§ REQUIREMENT:
Tell how many lines contain the word "title". Reply with the number only.

§ Rows from a figure dataset:
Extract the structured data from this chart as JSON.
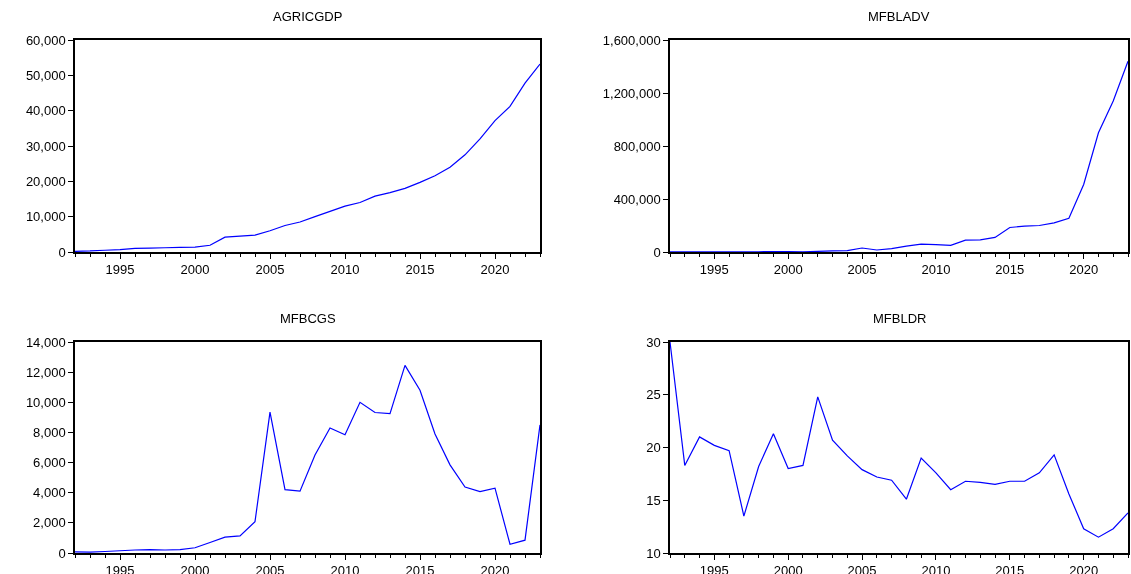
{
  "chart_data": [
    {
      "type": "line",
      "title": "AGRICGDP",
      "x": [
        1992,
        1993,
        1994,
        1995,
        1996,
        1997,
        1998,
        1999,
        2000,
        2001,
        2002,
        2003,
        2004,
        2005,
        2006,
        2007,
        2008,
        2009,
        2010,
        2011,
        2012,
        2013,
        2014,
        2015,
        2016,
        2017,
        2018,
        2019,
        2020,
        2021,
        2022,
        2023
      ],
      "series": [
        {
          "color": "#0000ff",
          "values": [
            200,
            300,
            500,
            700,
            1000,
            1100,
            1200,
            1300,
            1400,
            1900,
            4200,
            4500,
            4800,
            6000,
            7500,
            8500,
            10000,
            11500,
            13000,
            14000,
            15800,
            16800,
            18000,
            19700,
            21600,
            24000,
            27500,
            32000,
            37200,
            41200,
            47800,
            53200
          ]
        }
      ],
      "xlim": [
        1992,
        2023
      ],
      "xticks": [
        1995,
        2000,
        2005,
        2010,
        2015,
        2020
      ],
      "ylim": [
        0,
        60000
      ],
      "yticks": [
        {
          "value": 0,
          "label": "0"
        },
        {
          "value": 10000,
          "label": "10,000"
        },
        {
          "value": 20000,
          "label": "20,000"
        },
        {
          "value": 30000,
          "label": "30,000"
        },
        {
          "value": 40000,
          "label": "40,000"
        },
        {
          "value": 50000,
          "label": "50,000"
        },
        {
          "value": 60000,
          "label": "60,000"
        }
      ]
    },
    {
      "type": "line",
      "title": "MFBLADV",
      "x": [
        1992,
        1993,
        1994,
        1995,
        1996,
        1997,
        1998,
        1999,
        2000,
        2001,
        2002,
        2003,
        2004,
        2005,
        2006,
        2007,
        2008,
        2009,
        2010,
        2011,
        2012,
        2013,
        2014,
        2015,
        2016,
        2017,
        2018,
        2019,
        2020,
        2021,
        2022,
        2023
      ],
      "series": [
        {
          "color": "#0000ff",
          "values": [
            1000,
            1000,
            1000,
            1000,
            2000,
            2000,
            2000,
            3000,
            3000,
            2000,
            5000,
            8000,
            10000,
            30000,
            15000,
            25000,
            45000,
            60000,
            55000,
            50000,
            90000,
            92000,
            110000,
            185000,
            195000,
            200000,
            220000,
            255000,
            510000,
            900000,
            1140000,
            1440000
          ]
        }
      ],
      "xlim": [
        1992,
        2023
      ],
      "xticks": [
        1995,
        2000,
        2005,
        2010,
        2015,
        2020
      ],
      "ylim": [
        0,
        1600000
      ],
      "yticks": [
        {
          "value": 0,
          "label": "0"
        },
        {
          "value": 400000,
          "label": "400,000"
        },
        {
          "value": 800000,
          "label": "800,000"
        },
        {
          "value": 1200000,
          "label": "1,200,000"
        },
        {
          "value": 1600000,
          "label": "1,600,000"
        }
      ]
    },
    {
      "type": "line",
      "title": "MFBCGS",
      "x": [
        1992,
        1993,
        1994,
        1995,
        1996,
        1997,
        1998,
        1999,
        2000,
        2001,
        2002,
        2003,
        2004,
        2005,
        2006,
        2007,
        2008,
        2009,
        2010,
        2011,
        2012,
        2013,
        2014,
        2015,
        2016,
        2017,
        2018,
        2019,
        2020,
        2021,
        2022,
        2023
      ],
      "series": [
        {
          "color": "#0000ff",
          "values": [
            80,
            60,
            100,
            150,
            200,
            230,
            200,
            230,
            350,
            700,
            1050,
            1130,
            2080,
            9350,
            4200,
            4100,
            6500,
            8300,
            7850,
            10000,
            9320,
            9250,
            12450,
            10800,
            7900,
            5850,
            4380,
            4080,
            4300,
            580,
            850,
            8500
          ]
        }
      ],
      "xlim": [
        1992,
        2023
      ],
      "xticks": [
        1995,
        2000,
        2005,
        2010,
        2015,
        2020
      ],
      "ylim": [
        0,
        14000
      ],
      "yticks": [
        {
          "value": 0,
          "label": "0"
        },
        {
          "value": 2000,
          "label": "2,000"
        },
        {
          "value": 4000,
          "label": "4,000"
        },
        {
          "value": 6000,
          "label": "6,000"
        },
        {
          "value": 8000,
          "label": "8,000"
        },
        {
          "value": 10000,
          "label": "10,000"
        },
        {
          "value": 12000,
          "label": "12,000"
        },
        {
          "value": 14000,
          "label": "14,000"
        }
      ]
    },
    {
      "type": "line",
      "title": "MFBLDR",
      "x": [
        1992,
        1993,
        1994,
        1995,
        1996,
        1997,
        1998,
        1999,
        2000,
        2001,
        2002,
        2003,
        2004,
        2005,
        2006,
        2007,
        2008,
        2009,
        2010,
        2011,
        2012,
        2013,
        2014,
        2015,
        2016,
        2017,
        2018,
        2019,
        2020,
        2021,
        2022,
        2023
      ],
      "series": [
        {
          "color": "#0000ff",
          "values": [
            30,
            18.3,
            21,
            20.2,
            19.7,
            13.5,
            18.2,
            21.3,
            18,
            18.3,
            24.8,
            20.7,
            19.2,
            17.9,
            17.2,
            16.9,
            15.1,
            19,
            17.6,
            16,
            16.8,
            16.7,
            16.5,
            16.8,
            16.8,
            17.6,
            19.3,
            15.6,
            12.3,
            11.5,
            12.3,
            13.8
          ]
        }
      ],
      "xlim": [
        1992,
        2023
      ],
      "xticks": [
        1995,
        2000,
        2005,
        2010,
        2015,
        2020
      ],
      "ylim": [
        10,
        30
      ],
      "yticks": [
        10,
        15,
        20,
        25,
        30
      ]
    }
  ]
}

* * *

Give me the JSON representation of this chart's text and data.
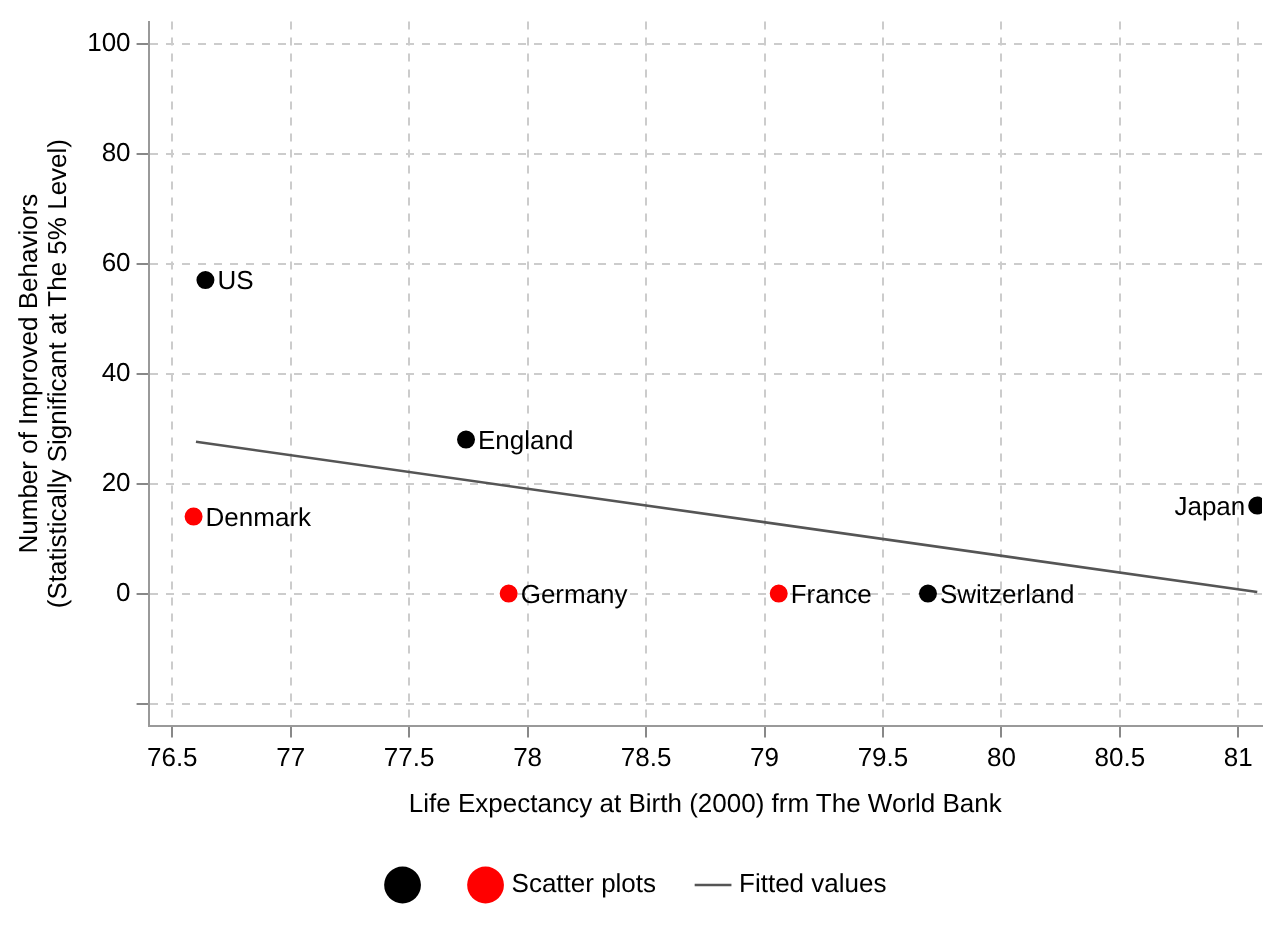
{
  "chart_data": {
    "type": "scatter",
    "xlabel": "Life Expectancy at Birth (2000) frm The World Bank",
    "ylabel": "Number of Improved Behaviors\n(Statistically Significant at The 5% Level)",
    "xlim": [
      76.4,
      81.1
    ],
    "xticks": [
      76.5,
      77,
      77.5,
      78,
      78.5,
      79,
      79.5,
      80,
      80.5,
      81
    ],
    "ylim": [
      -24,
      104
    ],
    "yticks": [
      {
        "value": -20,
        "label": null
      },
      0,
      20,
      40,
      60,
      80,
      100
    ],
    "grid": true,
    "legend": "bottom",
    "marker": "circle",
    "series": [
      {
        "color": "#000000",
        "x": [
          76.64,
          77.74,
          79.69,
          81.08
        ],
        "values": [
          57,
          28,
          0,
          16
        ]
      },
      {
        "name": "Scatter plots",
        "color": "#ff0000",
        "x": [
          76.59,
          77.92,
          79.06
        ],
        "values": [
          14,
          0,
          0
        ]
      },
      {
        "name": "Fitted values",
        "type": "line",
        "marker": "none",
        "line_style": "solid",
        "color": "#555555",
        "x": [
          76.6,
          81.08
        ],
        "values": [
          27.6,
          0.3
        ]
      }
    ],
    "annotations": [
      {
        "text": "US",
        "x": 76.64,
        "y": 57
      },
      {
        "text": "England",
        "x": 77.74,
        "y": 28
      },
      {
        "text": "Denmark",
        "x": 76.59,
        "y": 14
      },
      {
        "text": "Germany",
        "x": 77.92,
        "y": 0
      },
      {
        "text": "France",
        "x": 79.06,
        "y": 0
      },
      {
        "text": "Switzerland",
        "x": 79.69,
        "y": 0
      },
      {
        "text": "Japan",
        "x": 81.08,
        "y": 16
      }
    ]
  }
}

§ EXERCISE RESPONSE:
4